Task input ->
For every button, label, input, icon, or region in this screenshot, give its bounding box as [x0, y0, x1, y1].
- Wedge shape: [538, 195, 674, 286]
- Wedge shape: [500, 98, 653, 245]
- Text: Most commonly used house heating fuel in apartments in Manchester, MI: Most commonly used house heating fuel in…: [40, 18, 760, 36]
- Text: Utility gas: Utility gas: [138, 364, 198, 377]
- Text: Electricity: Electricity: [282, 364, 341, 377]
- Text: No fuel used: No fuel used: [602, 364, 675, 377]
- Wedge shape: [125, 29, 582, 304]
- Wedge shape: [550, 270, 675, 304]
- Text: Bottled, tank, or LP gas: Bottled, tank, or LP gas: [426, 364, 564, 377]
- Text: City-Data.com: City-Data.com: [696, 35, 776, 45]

What you will do -> Please copy out all of the rows above again, unchanged and in the same order.

Response to this task ->
For every button, label, input, icon, or region in this screenshot, give its bounding box as [x0, y0, x1, y1].
- Wedge shape: [538, 195, 674, 286]
- Wedge shape: [500, 98, 653, 245]
- Text: Most commonly used house heating fuel in apartments in Manchester, MI: Most commonly used house heating fuel in…: [40, 18, 760, 36]
- Text: Utility gas: Utility gas: [138, 364, 198, 377]
- Text: Electricity: Electricity: [282, 364, 341, 377]
- Text: No fuel used: No fuel used: [602, 364, 675, 377]
- Wedge shape: [125, 29, 582, 304]
- Wedge shape: [550, 270, 675, 304]
- Text: Bottled, tank, or LP gas: Bottled, tank, or LP gas: [426, 364, 564, 377]
- Text: City-Data.com: City-Data.com: [696, 35, 776, 45]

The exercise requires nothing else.